> [Recorded information]:

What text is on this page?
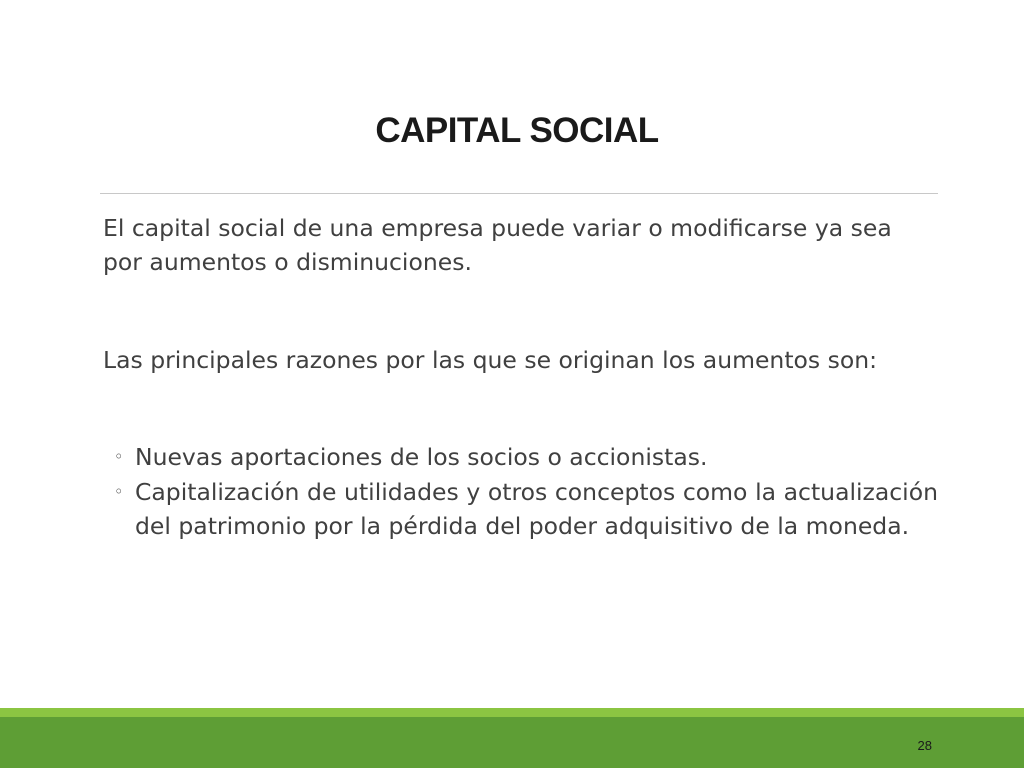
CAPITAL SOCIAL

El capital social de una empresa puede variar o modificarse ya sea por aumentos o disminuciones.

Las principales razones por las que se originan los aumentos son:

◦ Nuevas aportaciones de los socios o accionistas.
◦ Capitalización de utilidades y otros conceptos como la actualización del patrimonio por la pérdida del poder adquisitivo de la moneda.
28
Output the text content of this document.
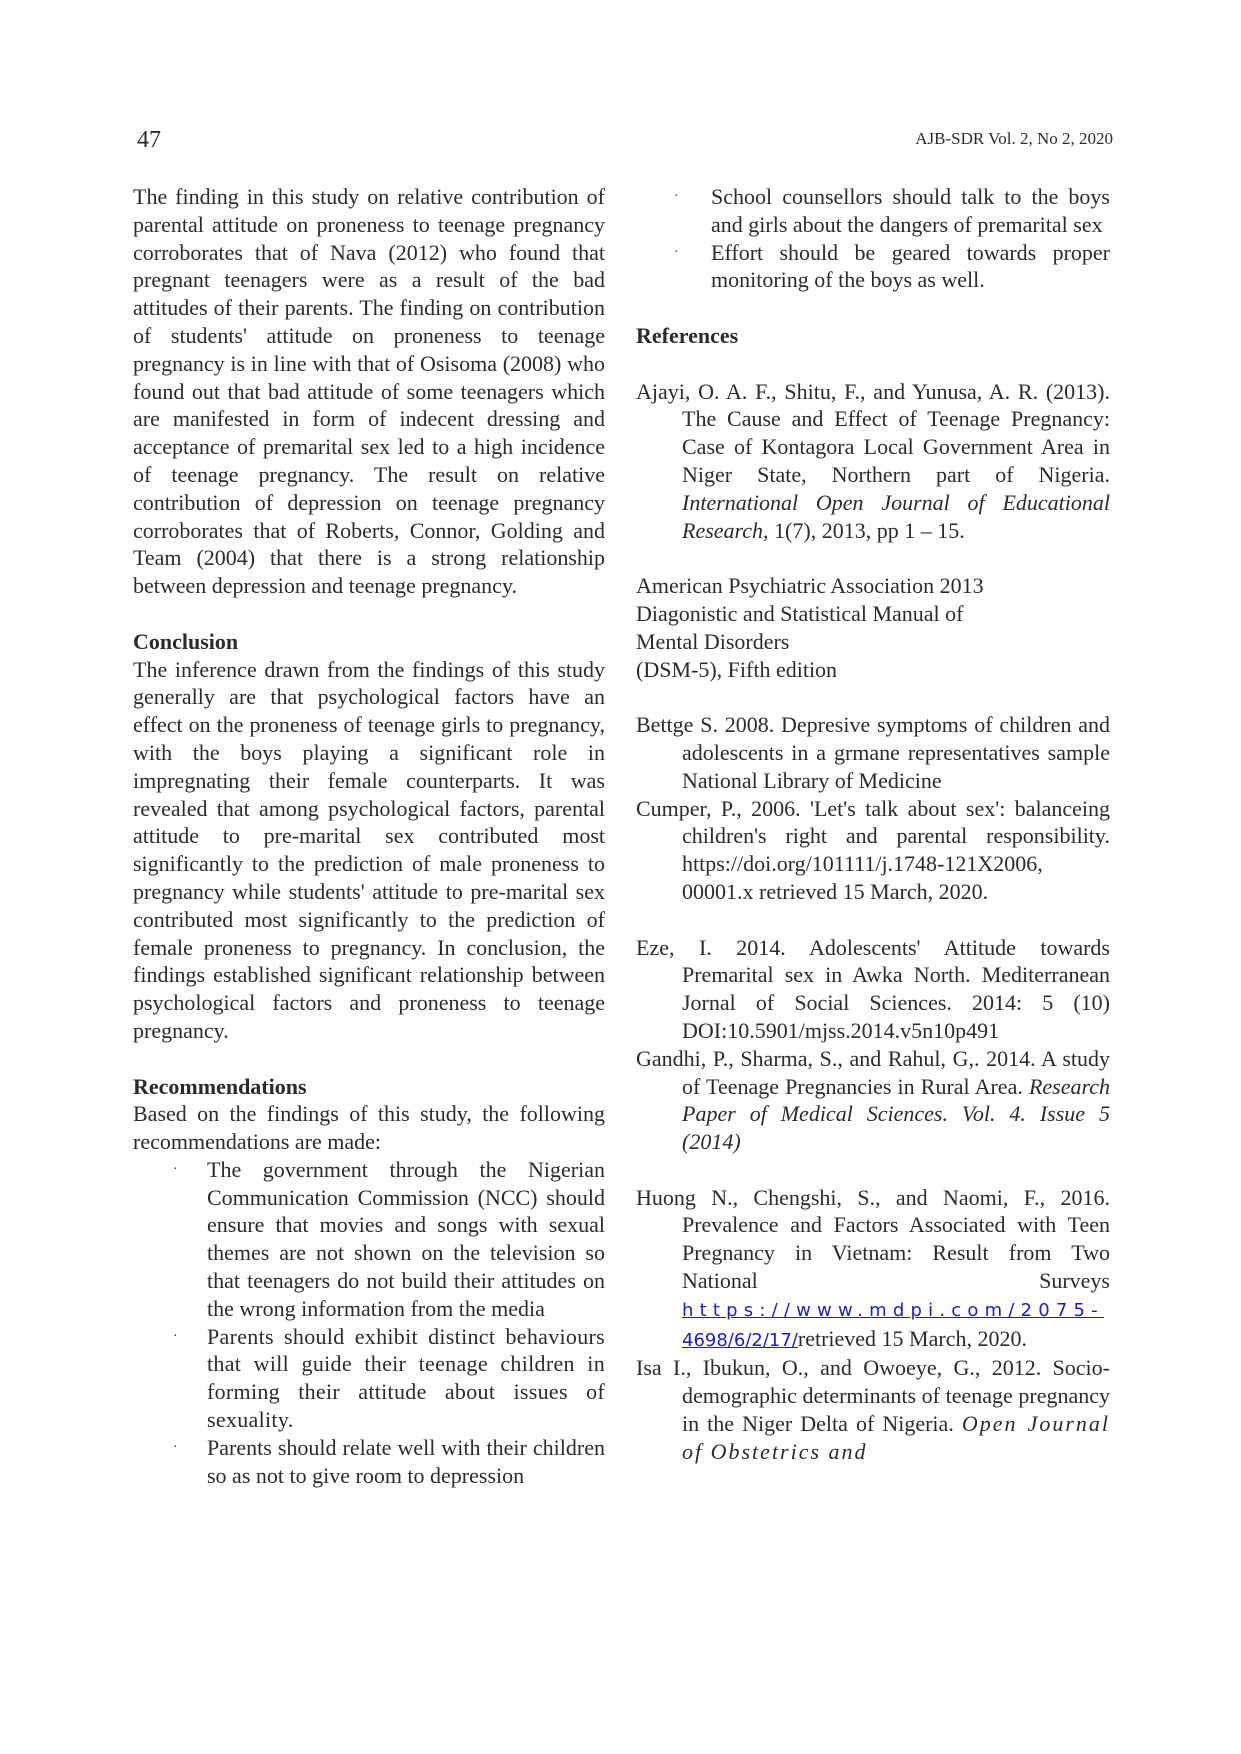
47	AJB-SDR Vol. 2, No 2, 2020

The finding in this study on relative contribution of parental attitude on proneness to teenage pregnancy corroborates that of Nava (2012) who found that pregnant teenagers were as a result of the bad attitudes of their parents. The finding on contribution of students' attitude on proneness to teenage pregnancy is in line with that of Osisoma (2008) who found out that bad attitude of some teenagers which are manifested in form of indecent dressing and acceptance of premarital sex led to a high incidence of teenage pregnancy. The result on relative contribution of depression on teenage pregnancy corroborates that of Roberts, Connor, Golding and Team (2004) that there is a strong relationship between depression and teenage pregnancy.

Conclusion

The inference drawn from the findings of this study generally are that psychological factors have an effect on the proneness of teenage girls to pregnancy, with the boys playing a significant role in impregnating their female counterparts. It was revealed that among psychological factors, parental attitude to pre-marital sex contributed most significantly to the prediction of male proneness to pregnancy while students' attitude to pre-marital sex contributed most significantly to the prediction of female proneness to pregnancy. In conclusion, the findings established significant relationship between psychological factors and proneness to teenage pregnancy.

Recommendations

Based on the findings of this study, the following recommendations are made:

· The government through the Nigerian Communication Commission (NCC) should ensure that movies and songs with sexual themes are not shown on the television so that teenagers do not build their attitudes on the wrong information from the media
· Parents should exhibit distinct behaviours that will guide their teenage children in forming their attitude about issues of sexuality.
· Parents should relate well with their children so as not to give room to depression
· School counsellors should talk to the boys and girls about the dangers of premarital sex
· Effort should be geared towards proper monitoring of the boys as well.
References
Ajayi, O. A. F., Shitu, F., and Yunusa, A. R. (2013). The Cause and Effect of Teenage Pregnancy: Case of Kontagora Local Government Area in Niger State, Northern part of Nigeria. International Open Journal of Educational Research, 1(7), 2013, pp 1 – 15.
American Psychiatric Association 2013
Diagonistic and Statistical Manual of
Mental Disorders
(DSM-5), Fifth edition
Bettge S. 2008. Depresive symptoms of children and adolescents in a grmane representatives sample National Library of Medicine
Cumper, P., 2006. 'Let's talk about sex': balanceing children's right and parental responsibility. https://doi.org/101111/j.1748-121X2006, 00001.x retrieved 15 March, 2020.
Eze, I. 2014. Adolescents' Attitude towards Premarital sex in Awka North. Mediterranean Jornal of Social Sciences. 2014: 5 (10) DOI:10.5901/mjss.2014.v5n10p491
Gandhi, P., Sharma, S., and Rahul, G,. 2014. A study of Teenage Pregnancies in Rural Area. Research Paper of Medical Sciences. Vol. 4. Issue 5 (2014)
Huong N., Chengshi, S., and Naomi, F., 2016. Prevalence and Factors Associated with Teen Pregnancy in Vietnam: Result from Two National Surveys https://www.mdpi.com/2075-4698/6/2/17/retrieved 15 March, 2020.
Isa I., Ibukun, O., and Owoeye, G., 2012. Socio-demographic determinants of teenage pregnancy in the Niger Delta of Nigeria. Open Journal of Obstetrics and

> [Task description]:
Of the lines above, how many include the word "Sciences"? Reply with the number alone.

> [Worked answer]:
2